> [Requirements]: Print every line of the listing exactly, please.

(Dataset rows)
--- begin ---

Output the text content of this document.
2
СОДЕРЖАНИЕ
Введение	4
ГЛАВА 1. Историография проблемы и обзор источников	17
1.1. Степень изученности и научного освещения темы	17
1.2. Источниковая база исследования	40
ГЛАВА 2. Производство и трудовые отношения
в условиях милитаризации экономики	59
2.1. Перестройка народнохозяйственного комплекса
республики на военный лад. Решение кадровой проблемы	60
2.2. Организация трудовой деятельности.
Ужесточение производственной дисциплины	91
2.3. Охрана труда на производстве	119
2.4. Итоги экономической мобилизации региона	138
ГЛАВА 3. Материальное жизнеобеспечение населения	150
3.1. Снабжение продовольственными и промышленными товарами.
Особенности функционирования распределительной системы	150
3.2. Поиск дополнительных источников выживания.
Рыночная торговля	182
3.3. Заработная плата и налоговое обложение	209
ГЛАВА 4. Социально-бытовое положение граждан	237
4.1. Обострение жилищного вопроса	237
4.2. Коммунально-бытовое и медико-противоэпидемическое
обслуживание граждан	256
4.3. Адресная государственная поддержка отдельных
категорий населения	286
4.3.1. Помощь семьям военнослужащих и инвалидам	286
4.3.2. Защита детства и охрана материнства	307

--- end ---

> [Finished task]:
Output the text content of this document.
2
СОДЕРЖАНИЕ
Введение	4
ГЛАВА 1. Историография проблемы и обзор источников	17
1.1. Степень изученности и научного освещения темы	17
1.2. Источниковая база исследования	40
ГЛАВА 2. Производство и трудовые отношения
в условиях милитаризации экономики	59
2.1. Перестройка народнохозяйственного комплекса
республики на военный лад. Решение кадровой проблемы	60
2.2. Организация трудовой деятельности.
Ужесточение производственной дисциплины	91
2.3. Охрана труда на производстве	119
2.4. Итоги экономической мобилизации региона	138
ГЛАВА 3. Материальное жизнеобеспечение населения	150
3.1. Снабжение продовольственными и промышленными товарами.
Особенности функционирования распределительной системы	150
3.2. Поиск дополнительных источников выживания.
Рыночная торговля	182
3.3. Заработная плата и налоговое обложение	209
ГЛАВА 4. Социально-бытовое положение граждан	237
4.1. Обострение жилищного вопроса	237
4.2. Коммунально-бытовое и медико-противоэпидемическое
обслуживание граждан	256
4.3. Адресная государственная поддержка отдельных
категорий населения	286
4.3.1. Помощь семьям военнослужащих и инвалидам	286
4.3.2. Защита детства и охрана материнства	307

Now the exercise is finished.